All the data must come back unchanged, except that pictures are left out.

─── DATA ROWS ───

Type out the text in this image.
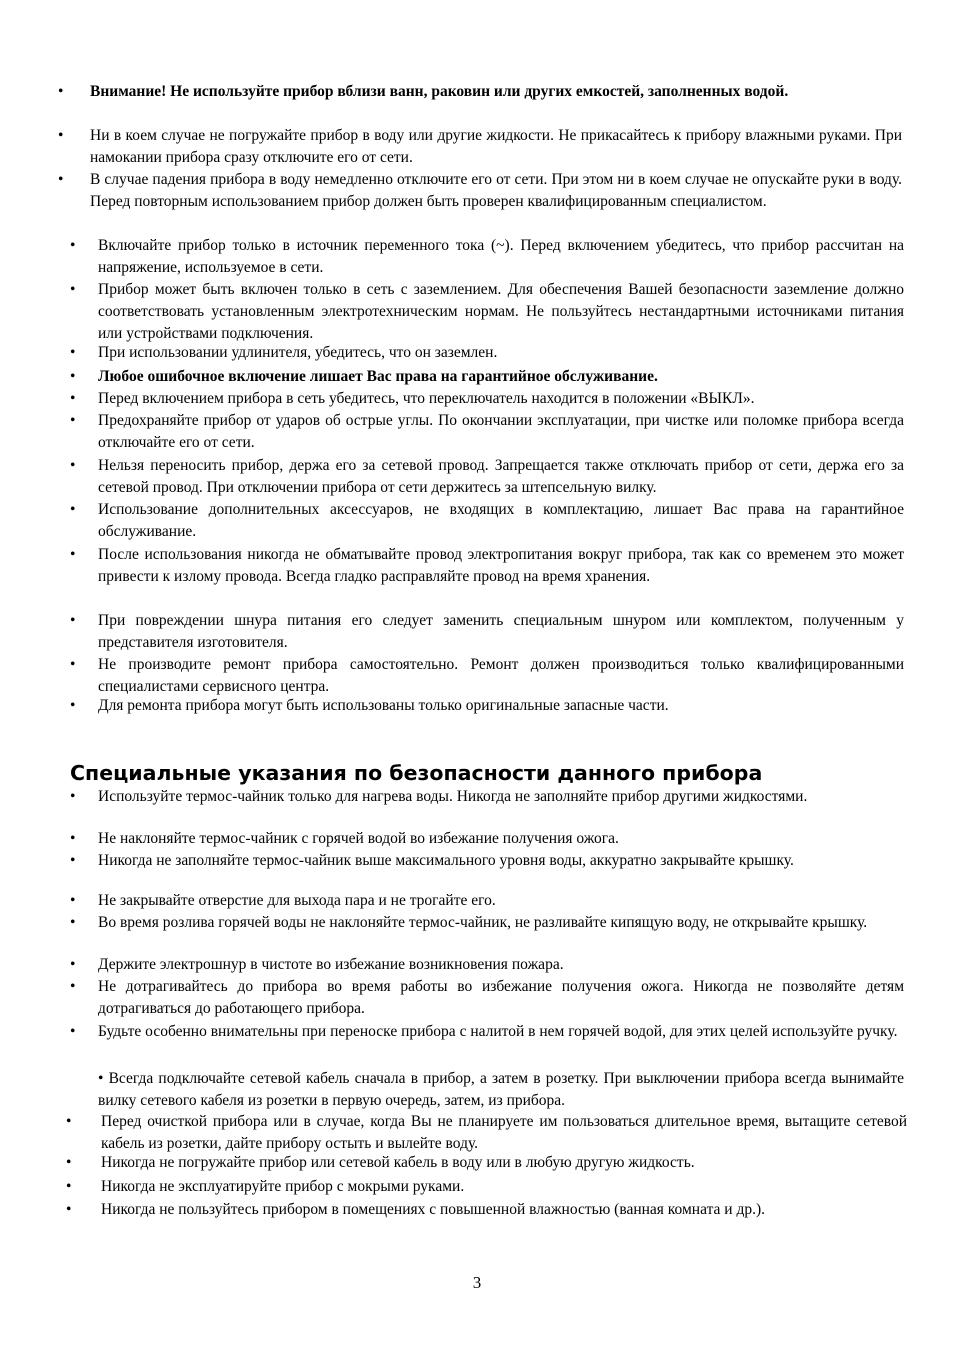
Специальные указания по безопасности данного прибора
• Всегда подключайте сетевой кабель сначала в прибор, а затем в розетку. При выключении прибора всегда вынимайте вилку сетевого кабеля из розетки в первую очередь, затем, из прибора.
3
• Внимание! Не используйте прибор вблизи ванн, раковин или других емкостей, заполненных водой.
• Ни в коем случае не погружайте прибор в воду или другие жидкости. Не прикасайтесь к прибору влажными руками. При намокании прибора сразу отключите его от сети.
• В случае падения прибора в воду немедленно отключите его от сети. При этом ни в коем случае не опускайте руки в воду. Перед повторным использованием прибор должен быть проверен квалифицированным специалистом.
• Включайте прибор только в источник переменного тока (~). Перед включением убедитесь, что прибор рассчитан на напряжение, используемое в сети.
• Прибор может быть включен только в сеть с заземлением. Для обеспечения Вашей безопасности заземление должно соответствовать установленным электротехническим нормам. Не пользуйтесь нестандартными источниками питания или устройствами подключения.
• При использовании удлинителя, убедитесь, что он заземлен.
• Любое ошибочное включение лишает Вас права на гарантийное обслуживание.
• Перед включением прибора в сеть убедитесь, что переключатель находится в положении «ВЫКЛ».
• Предохраняйте прибор от ударов об острые углы. По окончании эксплуатации, при чистке или поломке прибора всегда отключайте его от сети.
• Нельзя переносить прибор, держа его за сетевой провод. Запрещается также отключать прибор от сети, держа его за сетевой провод. При отключении прибора от сети держитесь за штепсельную вилку.
• Использование дополнительных аксессуаров, не входящих в комплектацию, лишает Вас права на гарантийное обслуживание.
• После использования никогда не обматывайте провод электропитания вокруг прибора, так как со временем это может привести к излому провода. Всегда гладко расправляйте провод на время хранения.
• При повреждении шнура питания его следует заменить специальным шнуром или комплектом, полученным у представителя изготовителя.
• Не производите ремонт прибора самостоятельно. Ремонт должен производиться только квалифицированными специалистами сервисного центра.
• Для ремонта прибора могут быть использованы только оригинальные запасные части.
• Используйте термос-чайник только для нагрева воды. Никогда не заполняйте прибор другими жидкостями.
• Не наклоняйте термос-чайник с горячей водой во избежание получения ожога.
• Никогда не заполняйте термос-чайник выше максимального уровня воды, аккуратно закрывайте крышку.
• Не закрывайте отверстие для выхода пара и не трогайте его.
• Во время розлива горячей воды не наклоняйте термос-чайник, не разливайте кипящую воду, не открывайте крышку.
• Держите электрошнур в чистоте во избежание возникновения пожара.
• Не дотрагивайтесь до прибора во время работы во избежание получения ожога. Никогда не позволяйте детям дотрагиваться до работающего прибора.
• Будьте особенно внимательны при переноске прибора с налитой в нем горячей водой, для этих целей используйте ручку.
• Перед очисткой прибора или в случае, когда Вы не планируете им пользоваться длительное время, вытащите сетевой кабель из розетки, дайте прибору остыть и вылейте воду.
• Никогда не погружайте прибор или сетевой кабель в воду или в любую другую жидкость.
• Никогда не эксплуатируйте прибор с мокрыми руками.
• Никогда не пользуйтесь прибором в помещениях с повышенной влажностью (ванная комната и др.).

───

COMPLETED TASK:
Type out the text in this image.
Специальные указания по безопасности данного прибора
• Всегда подключайте сетевой кабель сначала в прибор, а затем в розетку. При выключении прибора всегда вынимайте вилку сетевого кабеля из розетки в первую очередь, затем, из прибора.
3
• Внимание! Не используйте прибор вблизи ванн, раковин или других емкостей, заполненных водой.
• Ни в коем случае не погружайте прибор в воду или другие жидкости. Не прикасайтесь к прибору влажными руками. При намокании прибора сразу отключите его от сети.
• В случае падения прибора в воду немедленно отключите его от сети. При этом ни в коем случае не опускайте руки в воду. Перед повторным использованием прибор должен быть проверен квалифицированным специалистом.
• Включайте прибор только в источник переменного тока (~). Перед включением убедитесь, что прибор рассчитан на напряжение, используемое в сети.
• Прибор может быть включен только в сеть с заземлением. Для обеспечения Вашей безопасности заземление должно соответствовать установленным электротехническим нормам. Не пользуйтесь нестандартными источниками питания или устройствами подключения.
• При использовании удлинителя, убедитесь, что он заземлен.
• Любое ошибочное включение лишает Вас права на гарантийное обслуживание.
• Перед включением прибора в сеть убедитесь, что переключатель находится в положении «ВЫКЛ».
• Предохраняйте прибор от ударов об острые углы. По окончании эксплуатации, при чистке или поломке прибора всегда отключайте его от сети.
• Нельзя переносить прибор, держа его за сетевой провод. Запрещается также отключать прибор от сети, держа его за сетевой провод. При отключении прибора от сети держитесь за штепсельную вилку.
• Использование дополнительных аксессуаров, не входящих в комплектацию, лишает Вас права на гарантийное обслуживание.
• После использования никогда не обматывайте провод электропитания вокруг прибора, так как со временем это может привести к излому провода. Всегда гладко расправляйте провод на время хранения.
• При повреждении шнура питания его следует заменить специальным шнуром или комплектом, полученным у представителя изготовителя.
• Не производите ремонт прибора самостоятельно. Ремонт должен производиться только квалифицированными специалистами сервисного центра.
• Для ремонта прибора могут быть использованы только оригинальные запасные части.
• Используйте термос-чайник только для нагрева воды. Никогда не заполняйте прибор другими жидкостями.
• Не наклоняйте термос-чайник с горячей водой во избежание получения ожога.
• Никогда не заполняйте термос-чайник выше максимального уровня воды, аккуратно закрывайте крышку.
• Не закрывайте отверстие для выхода пара и не трогайте его.
• Во время розлива горячей воды не наклоняйте термос-чайник, не разливайте кипящую воду, не открывайте крышку.
• Держите электрошнур в чистоте во избежание возникновения пожара.
• Не дотрагивайтесь до прибора во время работы во избежание получения ожога. Никогда не позволяйте детям дотрагиваться до работающего прибора.
• Будьте особенно внимательны при переноске прибора с налитой в нем горячей водой, для этих целей используйте ручку.
• Перед очисткой прибора или в случае, когда Вы не планируете им пользоваться длительное время, вытащите сетевой кабель из розетки, дайте прибору остыть и вылейте воду.
• Никогда не погружайте прибор или сетевой кабель в воду или в любую другую жидкость.
• Никогда не эксплуатируйте прибор с мокрыми руками.
• Никогда не пользуйтесь прибором в помещениях с повышенной влажностью (ванная комната и др.).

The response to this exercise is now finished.